▶ **TASK DETAILS**: Report each line of the records below that uses the word "footer".

Excerpts from an interface dataset:
*-*-*

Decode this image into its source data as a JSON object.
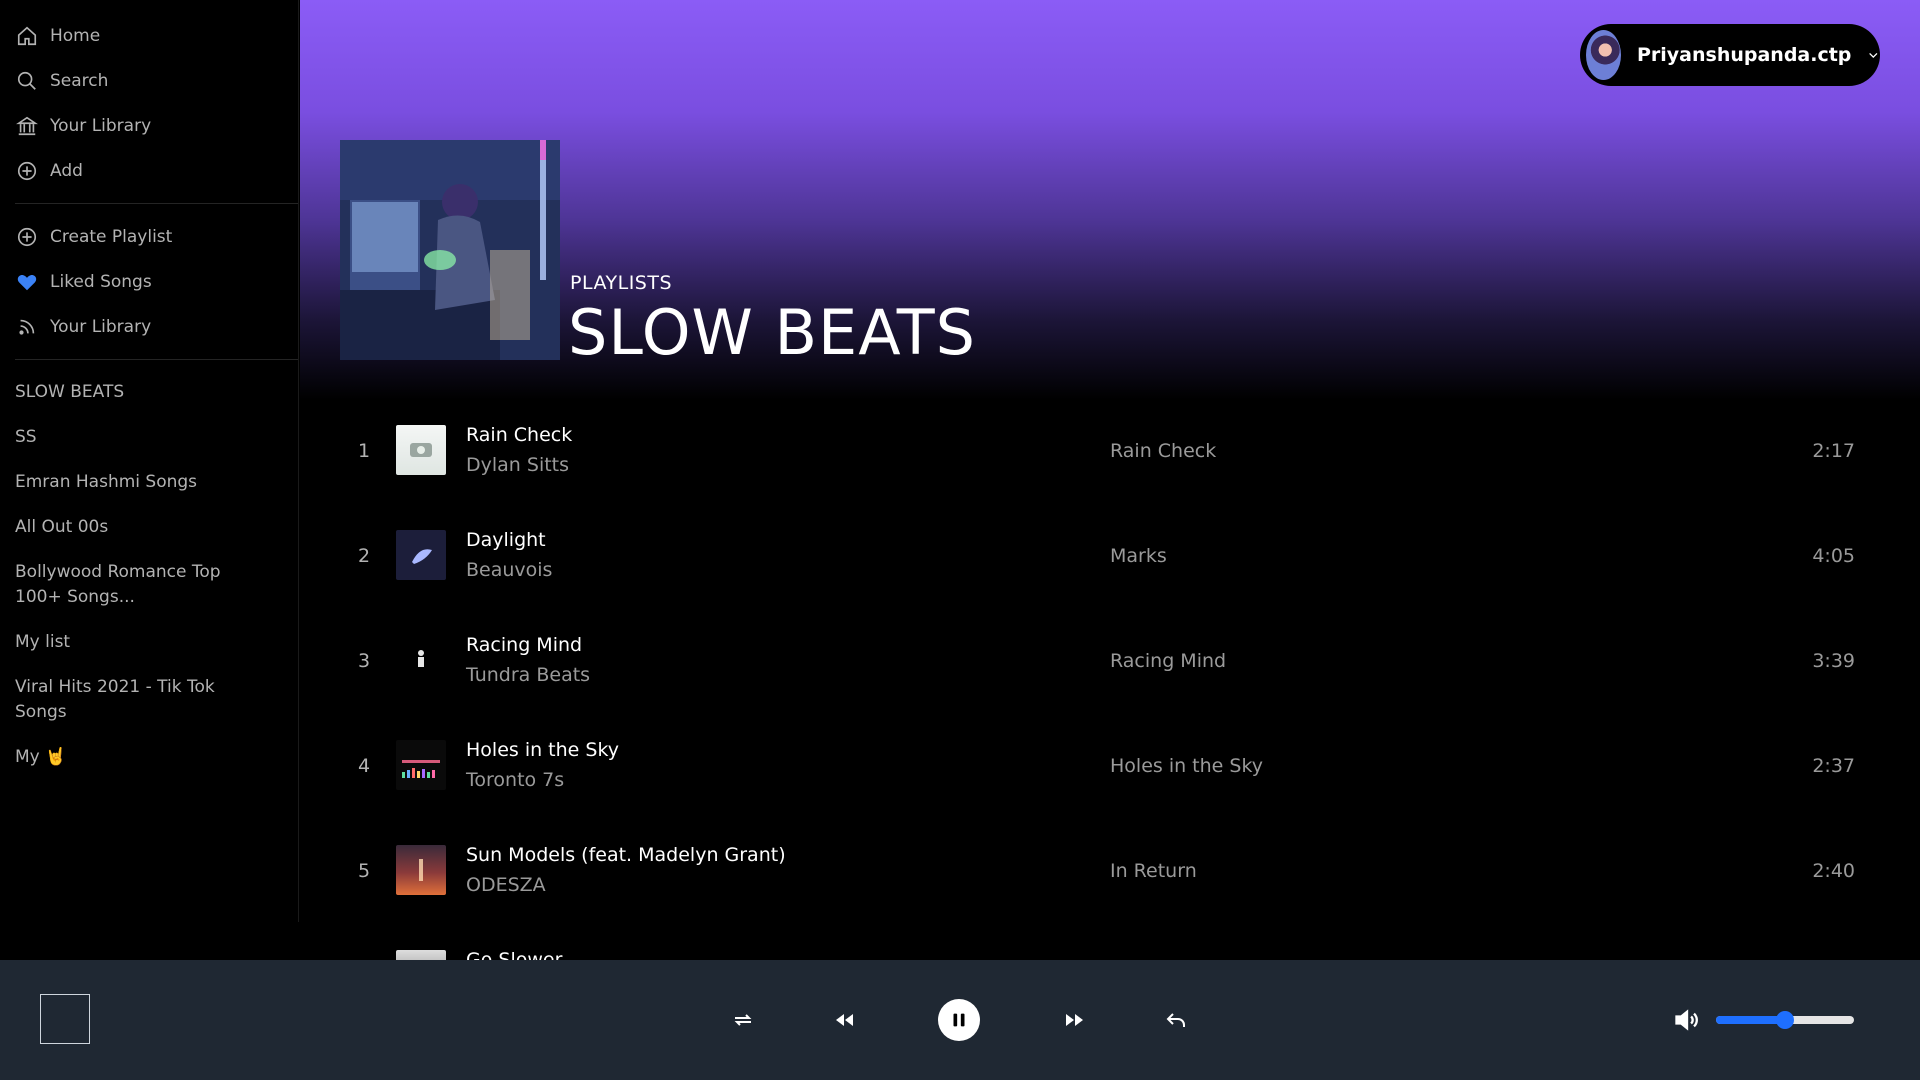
{
  "sidebar": {
    "nav": [
      {
        "label": "Home",
        "icon": "home-icon"
      },
      {
        "label": "Search",
        "icon": "search-icon"
      },
      {
        "label": "Your Library",
        "icon": "library-icon"
      },
      {
        "label": "Add",
        "icon": "add-icon"
      }
    ],
    "nav2": [
      {
        "label": "Create Playlist",
        "icon": "plus-circle-icon"
      },
      {
        "label": "Liked Songs",
        "icon": "heart-icon"
      },
      {
        "label": "Your Library",
        "icon": "rss-icon"
      }
    ],
    "playlists": [
      "SLOW BEATS",
      "SS",
      "Emran Hashmi Songs",
      "All Out 00s",
      "Bollywood Romance Top 100+ Songs...",
      "My list",
      "Viral Hits 2021 - Tik Tok Songs",
      "My 🤘"
    ]
  },
  "user": {
    "name": "Priyanshupanda.ctp"
  },
  "hero": {
    "label": "PLAYLISTS",
    "title": "SLOW BEATS"
  },
  "tracks": [
    {
      "num": "1",
      "title": "Rain Check",
      "artist": "Dylan Sitts",
      "album": "Rain Check",
      "duration": "2:17"
    },
    {
      "num": "2",
      "title": "Daylight",
      "artist": "Beauvois",
      "album": "Marks",
      "duration": "4:05"
    },
    {
      "num": "3",
      "title": "Racing Mind",
      "artist": "Tundra Beats",
      "album": "Racing Mind",
      "duration": "3:39"
    },
    {
      "num": "4",
      "title": "Holes in the Sky",
      "artist": "Toronto 7s",
      "album": "Holes in the Sky",
      "duration": "2:37"
    },
    {
      "num": "5",
      "title": "Sun Models (feat. Madelyn Grant)",
      "artist": "ODESZA",
      "album": "In Return",
      "duration": "2:40"
    },
    {
      "num": "",
      "title": "Go Slower",
      "artist": "",
      "album": "",
      "duration": ""
    }
  ],
  "player": {
    "volume_fraction": 0.5,
    "accent": "#1e6fff",
    "bar_color": "#1f2833"
  },
  "colors": {
    "hero_top": "#8b5cf6",
    "muted_text": "#9a9a9a"
  }
}
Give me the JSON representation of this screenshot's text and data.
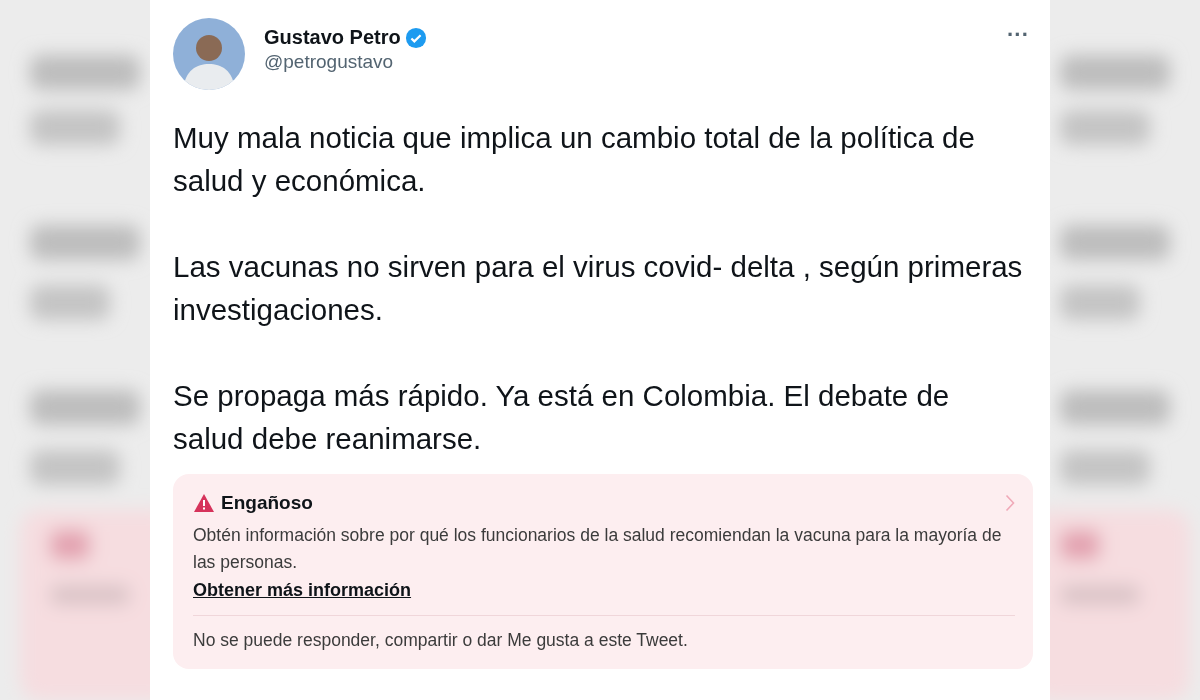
{
  "author": {
    "name": "Gustavo Petro",
    "verified": true,
    "handle": "@petrogustavo"
  },
  "more_button": "···",
  "paragraphs": [
    "Muy mala noticia que implica un cambio total de la política de salud y económica.",
    "Las vacunas no sirven para el virus covid- delta , según primeras investigaciones.",
    "Se propaga más rápido. Ya está en Colombia. El debate de salud debe reanimarse."
  ],
  "notice": {
    "title": "Engañoso",
    "body": "Obtén información sobre por qué los funcionarios de la salud recomiendan la vacuna para la mayoría de las personas.",
    "link": "Obtener más información",
    "footer": "No se puede responder, compartir o dar Me gusta a este Tweet."
  }
}
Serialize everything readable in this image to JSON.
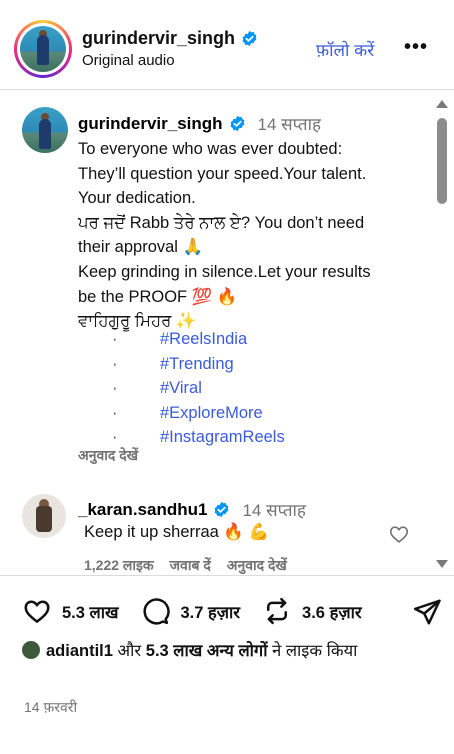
{
  "header": {
    "username": "gurindervir_singh",
    "subtitle": "Original audio",
    "follow_label": "फ़ॉलो करें",
    "more_label": "•••"
  },
  "caption": {
    "username": "gurindervir_singh",
    "time": "14 सप्ताह",
    "lines": [
      "To everyone who was ever doubted:",
      "They’ll question your speed.Your talent.",
      "Your dedication.",
      "ਪਰ ਜਦੋਂ Rabb ਤੇਰੇ ਨਾਲ ਏ? You don’t need",
      "their approval 🙏",
      "Keep grinding in silence.Let your results",
      "be the PROOF 💯 🔥",
      "ਵਾਹਿਗੁਰੂ ਮਿਹਰ ✨"
    ],
    "bullet": "·",
    "hashtags": [
      "#ReelsIndia",
      "#Trending",
      "#Viral",
      "#ExploreMore",
      "#InstagramReels"
    ],
    "translate_label": "अनुवाद देखें"
  },
  "comment": {
    "username": "_karan.sandhu1",
    "time": "14 सप्ताह",
    "text": "Keep it up sherraa 🔥 💪",
    "likes": "1,222 लाइक",
    "reply_label": "जवाब दें",
    "translate_label": "अनुवाद देखें"
  },
  "actions": {
    "likes_count": "5.3 लाख",
    "comments_count": "3.7 हज़ार",
    "reposts_count": "3.6 हज़ार"
  },
  "liked_by": {
    "user": "adiantil1",
    "connector": "और",
    "others": "5.3 लाख अन्य लोगों",
    "suffix": "ने लाइक किया"
  },
  "post_date": "14 फ़रवरी",
  "colors": {
    "link_blue": "#3b5bdb",
    "muted_gray": "#737373",
    "verified_blue": "#0095f6"
  }
}
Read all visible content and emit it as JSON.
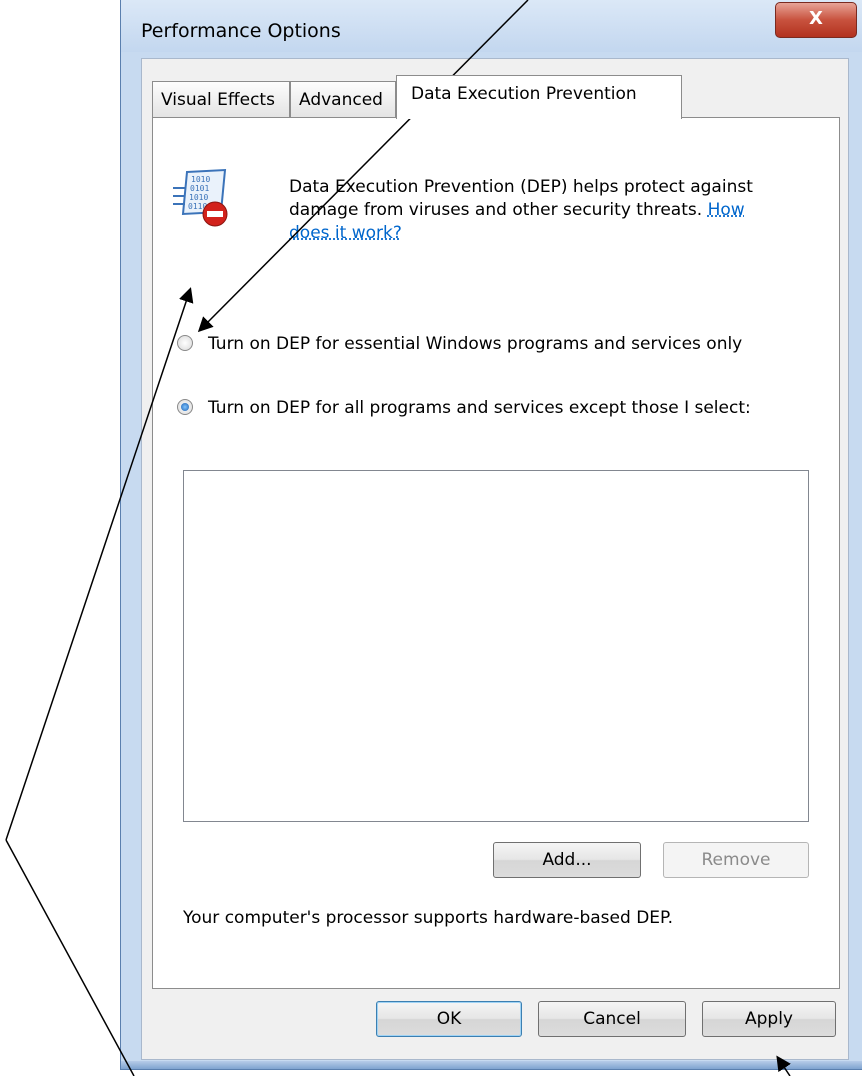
{
  "window": {
    "title": "Performance Options",
    "close_label": "X"
  },
  "tabs": [
    {
      "label": "Visual Effects",
      "active": false
    },
    {
      "label": "Advanced",
      "active": false
    },
    {
      "label": "Data Execution Prevention",
      "active": true
    }
  ],
  "dep": {
    "description": "Data Execution Prevention (DEP) helps protect against damage from viruses and other security threats.",
    "link": "How does it work?",
    "option_essential": "Turn on DEP for essential Windows programs and services only",
    "option_all": "Turn on DEP for all programs and services except those I select:",
    "selected_option": "all",
    "add_label": "Add...",
    "remove_label": "Remove",
    "status": "Your computer's processor supports hardware-based DEP."
  },
  "footer": {
    "ok_label": "OK",
    "cancel_label": "Cancel",
    "apply_label": "Apply"
  },
  "colors": {
    "frame": "#c7daf0",
    "close": "#c8523e",
    "link": "#0066cc"
  }
}
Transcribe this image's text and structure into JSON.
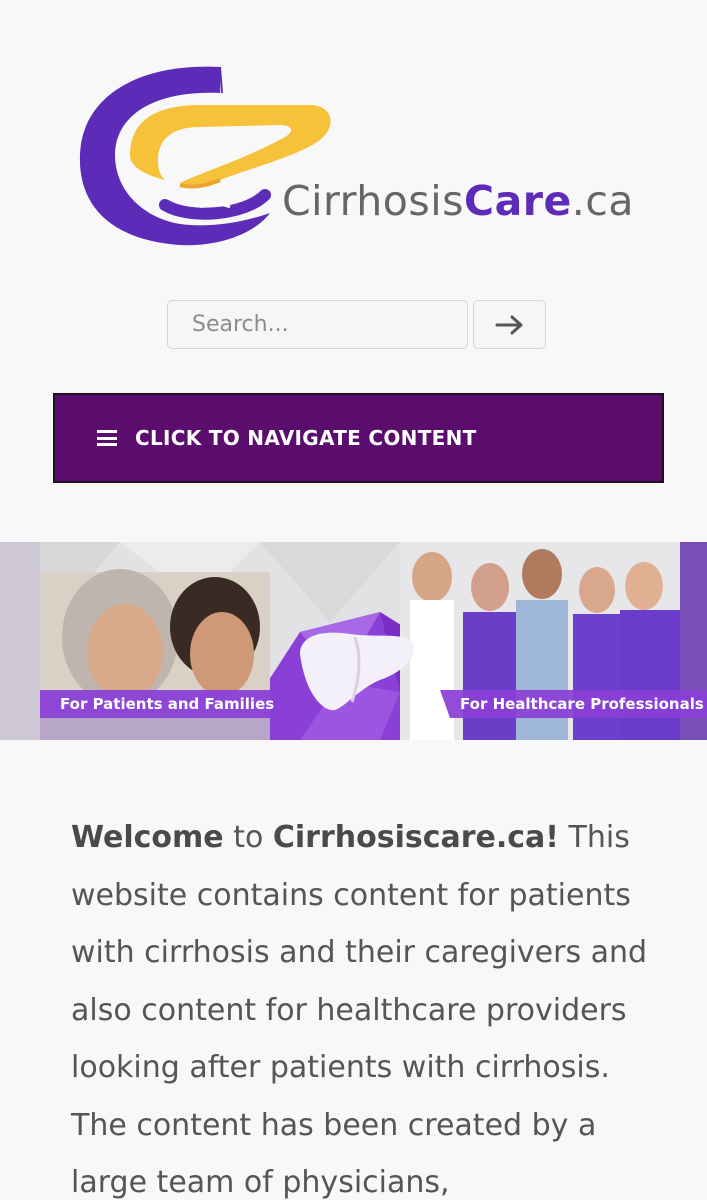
{
  "logo": {
    "text_regular": "Cirrhosis",
    "text_bold": "Care",
    "text_suffix": ".ca",
    "colors": {
      "purple": "#5c2bb8",
      "yellow": "#f5c23a",
      "gray": "#666666"
    }
  },
  "search": {
    "placeholder": "Search...",
    "submit_icon": "arrow-right-icon"
  },
  "nav": {
    "label": "CLICK TO NAVIGATE CONTENT",
    "icon": "hamburger-menu-icon",
    "background": "#5b0d6e"
  },
  "banner": {
    "patients_label": "For Patients and Families",
    "professionals_label": "For Healthcare Professionals",
    "accent": "#8a3fd6"
  },
  "intro": {
    "welcome": "Welcome",
    "to": " to ",
    "site": "Cirrhosiscare.ca!",
    "body": " This website contains content for patients with cirrhosis and their caregivers and also content for healthcare providers looking after patients with cirrhosis. The content has been created by a large team of physicians,"
  }
}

*-*-*

▶ **RESPONSE**:
    "footer": "No se puede responder, compartir o dar Me gusta a este Tweet."
  "footer": {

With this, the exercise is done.